#### Directive
Lines that contain the string "What" are to be copied; leave out all others.

══ Data supplied

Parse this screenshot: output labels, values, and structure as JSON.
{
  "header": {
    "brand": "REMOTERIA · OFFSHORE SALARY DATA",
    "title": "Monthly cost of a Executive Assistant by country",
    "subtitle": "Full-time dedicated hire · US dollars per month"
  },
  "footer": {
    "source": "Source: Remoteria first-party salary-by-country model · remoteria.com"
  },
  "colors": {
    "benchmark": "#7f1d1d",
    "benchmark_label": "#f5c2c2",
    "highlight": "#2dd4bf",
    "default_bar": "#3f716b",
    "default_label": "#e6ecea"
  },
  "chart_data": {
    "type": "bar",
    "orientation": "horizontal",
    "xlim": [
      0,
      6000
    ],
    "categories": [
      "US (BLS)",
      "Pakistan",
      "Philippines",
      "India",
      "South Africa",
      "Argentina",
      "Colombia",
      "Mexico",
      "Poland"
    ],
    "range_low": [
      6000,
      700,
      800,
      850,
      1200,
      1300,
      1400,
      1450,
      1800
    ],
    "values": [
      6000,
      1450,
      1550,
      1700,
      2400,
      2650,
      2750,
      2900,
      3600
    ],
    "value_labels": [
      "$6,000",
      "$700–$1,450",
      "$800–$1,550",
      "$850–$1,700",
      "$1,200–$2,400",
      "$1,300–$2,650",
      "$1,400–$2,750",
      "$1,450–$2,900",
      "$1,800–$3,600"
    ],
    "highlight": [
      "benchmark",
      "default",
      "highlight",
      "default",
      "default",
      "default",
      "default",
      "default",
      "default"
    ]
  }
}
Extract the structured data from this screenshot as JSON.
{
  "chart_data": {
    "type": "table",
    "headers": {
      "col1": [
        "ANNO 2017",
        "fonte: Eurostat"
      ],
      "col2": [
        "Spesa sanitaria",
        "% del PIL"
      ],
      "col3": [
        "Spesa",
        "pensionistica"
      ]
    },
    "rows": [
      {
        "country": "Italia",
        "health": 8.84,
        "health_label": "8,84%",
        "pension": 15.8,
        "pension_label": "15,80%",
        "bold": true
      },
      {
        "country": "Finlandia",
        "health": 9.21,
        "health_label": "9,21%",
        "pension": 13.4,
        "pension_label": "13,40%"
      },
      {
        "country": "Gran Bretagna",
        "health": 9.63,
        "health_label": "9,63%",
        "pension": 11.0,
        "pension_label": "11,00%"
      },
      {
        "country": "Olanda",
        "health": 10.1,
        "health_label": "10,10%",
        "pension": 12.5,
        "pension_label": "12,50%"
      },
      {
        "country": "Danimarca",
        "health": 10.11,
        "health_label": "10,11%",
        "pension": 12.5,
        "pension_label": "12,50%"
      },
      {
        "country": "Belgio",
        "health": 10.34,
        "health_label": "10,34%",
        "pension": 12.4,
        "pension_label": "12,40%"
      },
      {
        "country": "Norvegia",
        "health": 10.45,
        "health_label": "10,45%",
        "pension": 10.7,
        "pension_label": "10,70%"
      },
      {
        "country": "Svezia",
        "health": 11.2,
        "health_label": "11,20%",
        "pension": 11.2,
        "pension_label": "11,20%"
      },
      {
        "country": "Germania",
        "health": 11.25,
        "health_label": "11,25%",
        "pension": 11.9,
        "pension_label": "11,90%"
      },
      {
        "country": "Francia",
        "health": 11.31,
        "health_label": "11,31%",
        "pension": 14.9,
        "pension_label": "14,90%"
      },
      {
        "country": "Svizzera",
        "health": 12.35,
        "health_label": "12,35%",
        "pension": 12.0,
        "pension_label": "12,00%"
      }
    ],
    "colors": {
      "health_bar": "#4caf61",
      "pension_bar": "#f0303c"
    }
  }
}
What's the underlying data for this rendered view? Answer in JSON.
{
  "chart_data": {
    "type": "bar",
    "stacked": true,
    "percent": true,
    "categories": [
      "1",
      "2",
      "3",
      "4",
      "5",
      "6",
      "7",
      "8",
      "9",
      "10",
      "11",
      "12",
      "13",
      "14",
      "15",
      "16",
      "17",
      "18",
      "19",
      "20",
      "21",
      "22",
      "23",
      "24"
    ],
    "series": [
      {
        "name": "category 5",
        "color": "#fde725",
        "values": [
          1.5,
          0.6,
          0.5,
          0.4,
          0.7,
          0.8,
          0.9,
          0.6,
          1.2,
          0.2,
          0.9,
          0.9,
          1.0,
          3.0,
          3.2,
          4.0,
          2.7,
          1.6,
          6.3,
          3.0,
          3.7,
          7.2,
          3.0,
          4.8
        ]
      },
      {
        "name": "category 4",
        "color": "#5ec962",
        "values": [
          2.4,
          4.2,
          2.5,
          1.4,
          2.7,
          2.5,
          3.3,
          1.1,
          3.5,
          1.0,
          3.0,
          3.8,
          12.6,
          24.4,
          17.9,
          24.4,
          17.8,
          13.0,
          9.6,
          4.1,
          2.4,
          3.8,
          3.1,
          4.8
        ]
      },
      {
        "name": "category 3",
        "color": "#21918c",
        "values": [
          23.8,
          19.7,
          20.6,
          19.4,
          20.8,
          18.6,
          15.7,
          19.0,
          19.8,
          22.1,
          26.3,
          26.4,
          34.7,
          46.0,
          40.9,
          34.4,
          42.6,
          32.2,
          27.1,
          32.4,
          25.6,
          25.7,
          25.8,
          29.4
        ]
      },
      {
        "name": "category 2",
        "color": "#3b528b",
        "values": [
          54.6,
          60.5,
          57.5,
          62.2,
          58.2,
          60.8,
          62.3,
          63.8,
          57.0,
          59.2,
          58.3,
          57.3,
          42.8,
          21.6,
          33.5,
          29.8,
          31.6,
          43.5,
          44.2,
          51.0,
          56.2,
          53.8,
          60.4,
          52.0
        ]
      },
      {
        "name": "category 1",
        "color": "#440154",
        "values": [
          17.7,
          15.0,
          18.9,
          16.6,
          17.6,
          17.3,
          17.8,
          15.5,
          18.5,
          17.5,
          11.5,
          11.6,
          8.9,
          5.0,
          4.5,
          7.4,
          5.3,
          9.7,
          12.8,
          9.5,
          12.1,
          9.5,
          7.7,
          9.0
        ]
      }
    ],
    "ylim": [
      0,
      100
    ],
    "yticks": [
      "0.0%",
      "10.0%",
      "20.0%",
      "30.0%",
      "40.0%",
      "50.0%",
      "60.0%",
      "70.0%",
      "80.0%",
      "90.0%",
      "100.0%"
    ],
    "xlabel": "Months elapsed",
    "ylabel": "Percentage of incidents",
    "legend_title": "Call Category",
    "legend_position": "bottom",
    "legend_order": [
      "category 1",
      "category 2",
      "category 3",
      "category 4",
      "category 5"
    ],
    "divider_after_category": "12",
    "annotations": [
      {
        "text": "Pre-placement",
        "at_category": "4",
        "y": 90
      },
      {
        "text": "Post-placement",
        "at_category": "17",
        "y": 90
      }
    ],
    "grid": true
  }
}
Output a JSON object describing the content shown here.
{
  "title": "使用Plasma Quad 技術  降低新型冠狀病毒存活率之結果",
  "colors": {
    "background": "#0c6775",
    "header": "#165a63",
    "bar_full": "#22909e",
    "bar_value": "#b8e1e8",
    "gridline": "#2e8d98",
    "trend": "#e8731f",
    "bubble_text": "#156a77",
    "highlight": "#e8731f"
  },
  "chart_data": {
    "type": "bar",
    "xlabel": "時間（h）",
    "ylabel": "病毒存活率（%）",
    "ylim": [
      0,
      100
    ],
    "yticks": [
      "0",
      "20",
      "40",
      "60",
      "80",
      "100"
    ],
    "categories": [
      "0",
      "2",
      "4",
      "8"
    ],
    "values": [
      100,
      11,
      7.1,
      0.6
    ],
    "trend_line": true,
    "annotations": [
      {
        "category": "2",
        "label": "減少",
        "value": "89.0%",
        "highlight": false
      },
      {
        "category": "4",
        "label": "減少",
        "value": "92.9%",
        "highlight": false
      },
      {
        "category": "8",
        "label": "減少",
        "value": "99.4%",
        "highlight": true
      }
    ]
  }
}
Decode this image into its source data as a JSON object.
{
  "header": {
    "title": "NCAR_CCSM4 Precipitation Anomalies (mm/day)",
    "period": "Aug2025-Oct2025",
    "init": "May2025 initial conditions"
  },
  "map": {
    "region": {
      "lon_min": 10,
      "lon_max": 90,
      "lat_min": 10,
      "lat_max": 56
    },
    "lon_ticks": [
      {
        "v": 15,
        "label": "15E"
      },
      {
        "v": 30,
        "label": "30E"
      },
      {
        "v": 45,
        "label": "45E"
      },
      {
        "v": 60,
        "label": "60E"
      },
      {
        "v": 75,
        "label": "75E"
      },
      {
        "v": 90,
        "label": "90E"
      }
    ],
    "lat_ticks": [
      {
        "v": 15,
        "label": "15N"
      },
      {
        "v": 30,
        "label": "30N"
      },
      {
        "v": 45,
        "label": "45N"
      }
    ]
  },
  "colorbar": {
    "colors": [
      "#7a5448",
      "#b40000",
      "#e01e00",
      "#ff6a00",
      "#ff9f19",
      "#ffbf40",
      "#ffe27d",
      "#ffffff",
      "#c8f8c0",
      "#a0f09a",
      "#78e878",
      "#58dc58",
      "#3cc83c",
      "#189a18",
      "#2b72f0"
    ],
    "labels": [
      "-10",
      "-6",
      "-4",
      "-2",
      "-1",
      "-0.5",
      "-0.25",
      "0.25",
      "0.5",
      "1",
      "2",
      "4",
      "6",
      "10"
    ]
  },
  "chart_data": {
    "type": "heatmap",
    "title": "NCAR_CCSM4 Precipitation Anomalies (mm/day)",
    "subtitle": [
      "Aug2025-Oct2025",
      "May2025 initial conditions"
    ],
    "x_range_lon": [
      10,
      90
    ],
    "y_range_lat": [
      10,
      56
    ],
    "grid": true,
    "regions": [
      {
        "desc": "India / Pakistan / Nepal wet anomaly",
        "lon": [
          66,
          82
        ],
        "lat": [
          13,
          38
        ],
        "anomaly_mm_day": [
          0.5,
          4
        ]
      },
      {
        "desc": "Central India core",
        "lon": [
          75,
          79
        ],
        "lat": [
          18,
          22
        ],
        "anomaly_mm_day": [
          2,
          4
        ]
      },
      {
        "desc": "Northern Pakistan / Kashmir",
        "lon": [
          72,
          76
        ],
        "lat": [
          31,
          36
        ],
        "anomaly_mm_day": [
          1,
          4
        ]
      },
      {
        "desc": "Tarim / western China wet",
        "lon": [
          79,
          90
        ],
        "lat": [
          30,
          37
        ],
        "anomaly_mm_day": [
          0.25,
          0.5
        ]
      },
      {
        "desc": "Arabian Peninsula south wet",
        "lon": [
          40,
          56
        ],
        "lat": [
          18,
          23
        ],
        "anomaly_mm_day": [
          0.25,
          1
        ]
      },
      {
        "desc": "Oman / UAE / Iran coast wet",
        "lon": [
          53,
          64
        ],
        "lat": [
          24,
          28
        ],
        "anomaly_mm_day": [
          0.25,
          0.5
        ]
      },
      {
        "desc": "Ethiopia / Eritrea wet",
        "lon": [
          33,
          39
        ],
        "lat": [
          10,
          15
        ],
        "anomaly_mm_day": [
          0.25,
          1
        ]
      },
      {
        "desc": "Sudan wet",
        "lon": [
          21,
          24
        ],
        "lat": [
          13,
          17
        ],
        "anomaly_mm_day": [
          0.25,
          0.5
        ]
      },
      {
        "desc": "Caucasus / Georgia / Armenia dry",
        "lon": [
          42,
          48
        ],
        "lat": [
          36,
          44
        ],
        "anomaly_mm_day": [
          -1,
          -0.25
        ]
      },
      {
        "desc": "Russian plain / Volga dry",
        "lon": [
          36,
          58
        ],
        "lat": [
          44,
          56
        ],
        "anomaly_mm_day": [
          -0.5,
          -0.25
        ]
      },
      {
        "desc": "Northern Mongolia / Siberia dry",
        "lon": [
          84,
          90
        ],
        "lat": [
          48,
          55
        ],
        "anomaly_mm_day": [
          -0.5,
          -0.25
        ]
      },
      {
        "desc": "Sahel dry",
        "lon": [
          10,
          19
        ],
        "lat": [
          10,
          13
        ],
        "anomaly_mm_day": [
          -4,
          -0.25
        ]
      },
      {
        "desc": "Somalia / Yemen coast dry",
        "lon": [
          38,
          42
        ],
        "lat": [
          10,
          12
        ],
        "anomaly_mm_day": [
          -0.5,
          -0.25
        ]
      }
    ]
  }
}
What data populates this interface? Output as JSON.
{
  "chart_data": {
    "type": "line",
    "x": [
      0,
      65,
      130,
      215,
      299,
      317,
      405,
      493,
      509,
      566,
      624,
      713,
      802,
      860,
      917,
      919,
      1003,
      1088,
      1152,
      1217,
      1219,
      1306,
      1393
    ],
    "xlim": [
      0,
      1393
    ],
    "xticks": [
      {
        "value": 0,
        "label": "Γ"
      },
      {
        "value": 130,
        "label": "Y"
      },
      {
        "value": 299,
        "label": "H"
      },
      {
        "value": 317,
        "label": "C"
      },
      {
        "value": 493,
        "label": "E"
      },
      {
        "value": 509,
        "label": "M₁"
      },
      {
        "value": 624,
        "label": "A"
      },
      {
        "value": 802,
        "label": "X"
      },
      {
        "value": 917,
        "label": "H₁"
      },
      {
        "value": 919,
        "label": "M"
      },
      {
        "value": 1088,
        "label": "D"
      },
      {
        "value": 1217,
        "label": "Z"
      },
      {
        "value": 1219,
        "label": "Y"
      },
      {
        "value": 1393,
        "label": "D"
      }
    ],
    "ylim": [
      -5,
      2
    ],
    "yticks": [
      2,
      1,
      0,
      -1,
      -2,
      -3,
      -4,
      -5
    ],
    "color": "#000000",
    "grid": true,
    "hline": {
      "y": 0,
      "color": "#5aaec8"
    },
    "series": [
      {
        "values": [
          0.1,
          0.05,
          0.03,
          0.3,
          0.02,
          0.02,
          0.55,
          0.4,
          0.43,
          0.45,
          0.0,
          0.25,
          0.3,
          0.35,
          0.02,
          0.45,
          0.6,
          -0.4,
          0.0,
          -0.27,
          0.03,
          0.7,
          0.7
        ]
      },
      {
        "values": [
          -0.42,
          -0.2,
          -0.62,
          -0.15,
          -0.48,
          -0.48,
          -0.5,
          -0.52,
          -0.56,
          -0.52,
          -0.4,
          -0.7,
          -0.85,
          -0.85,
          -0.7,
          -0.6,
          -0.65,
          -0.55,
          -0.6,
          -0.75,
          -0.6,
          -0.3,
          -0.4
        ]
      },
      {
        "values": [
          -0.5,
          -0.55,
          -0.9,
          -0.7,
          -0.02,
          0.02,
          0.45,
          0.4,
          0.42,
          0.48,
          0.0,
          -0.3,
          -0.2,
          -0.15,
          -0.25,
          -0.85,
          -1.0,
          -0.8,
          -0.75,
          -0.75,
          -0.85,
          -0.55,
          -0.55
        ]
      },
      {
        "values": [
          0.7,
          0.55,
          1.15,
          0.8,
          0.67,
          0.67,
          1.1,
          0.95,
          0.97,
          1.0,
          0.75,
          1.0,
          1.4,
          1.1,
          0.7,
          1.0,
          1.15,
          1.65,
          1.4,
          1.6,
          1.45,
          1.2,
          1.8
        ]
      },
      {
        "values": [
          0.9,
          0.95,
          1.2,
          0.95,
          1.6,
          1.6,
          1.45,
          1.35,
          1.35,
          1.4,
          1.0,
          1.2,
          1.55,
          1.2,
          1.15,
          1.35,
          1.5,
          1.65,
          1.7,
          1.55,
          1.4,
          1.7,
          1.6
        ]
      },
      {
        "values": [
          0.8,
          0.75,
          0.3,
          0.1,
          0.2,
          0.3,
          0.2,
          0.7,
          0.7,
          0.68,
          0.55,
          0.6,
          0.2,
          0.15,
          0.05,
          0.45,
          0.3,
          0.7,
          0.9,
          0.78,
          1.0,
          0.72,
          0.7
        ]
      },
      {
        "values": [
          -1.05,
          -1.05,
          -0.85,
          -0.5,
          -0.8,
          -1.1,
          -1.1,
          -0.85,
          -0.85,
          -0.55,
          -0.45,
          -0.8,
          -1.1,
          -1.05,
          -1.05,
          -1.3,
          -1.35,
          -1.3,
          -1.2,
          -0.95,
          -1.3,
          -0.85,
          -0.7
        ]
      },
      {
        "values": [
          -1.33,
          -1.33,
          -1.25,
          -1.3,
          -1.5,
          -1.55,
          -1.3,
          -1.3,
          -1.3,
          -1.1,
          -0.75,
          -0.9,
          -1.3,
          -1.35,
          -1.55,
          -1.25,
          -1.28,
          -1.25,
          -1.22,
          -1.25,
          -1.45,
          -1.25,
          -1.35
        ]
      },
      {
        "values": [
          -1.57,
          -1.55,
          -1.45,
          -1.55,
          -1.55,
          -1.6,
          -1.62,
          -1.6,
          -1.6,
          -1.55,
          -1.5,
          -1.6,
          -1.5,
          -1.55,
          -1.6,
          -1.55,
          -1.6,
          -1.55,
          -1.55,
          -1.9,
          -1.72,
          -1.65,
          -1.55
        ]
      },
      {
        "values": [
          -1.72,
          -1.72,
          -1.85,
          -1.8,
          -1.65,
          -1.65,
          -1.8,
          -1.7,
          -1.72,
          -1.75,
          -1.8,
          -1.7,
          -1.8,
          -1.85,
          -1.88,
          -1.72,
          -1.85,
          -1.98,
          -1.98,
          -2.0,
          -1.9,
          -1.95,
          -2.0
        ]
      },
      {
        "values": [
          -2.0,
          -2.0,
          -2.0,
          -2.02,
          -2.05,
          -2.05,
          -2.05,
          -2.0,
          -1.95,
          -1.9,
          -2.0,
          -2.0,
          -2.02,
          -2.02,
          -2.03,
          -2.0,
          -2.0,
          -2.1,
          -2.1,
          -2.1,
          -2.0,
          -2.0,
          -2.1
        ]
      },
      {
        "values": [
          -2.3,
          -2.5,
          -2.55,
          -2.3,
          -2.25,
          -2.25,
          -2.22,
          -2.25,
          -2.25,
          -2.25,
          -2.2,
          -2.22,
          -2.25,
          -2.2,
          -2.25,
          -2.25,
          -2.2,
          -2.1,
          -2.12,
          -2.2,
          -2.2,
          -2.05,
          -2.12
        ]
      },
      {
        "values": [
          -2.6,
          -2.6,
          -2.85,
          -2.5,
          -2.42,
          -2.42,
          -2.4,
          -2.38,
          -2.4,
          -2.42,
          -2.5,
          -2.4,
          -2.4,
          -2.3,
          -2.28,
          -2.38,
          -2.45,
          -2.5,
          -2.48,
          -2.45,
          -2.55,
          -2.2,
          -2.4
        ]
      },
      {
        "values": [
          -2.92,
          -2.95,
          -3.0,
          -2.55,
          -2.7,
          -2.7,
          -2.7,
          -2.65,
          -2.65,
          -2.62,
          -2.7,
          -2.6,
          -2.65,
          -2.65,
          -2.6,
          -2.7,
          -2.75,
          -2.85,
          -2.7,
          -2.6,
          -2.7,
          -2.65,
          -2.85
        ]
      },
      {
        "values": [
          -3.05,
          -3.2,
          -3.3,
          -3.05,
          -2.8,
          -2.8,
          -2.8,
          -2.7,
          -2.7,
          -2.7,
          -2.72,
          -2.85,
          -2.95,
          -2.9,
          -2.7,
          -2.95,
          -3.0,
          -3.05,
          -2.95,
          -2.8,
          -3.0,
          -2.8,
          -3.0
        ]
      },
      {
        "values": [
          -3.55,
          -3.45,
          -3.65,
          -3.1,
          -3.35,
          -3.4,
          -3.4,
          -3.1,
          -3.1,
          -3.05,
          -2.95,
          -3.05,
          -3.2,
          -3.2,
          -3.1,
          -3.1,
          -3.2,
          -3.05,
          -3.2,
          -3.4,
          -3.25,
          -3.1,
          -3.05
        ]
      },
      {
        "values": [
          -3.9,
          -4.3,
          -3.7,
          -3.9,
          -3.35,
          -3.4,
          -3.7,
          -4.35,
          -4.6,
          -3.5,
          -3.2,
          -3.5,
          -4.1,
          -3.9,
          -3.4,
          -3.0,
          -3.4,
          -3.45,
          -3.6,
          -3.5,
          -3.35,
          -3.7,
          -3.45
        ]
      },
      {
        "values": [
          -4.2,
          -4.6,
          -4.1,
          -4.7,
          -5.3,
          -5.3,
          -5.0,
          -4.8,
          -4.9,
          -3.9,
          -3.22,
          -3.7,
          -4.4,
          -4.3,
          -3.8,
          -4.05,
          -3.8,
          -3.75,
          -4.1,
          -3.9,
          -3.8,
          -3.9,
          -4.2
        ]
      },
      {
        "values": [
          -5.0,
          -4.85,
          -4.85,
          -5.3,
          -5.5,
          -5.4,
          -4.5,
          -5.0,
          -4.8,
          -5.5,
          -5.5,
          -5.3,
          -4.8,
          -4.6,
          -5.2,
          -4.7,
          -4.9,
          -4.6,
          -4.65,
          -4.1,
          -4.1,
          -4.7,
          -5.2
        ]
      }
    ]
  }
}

════

#### Response
What's the underlying data for this rendered view? Answer in JSON.
What data populates this interface? Output as JSON.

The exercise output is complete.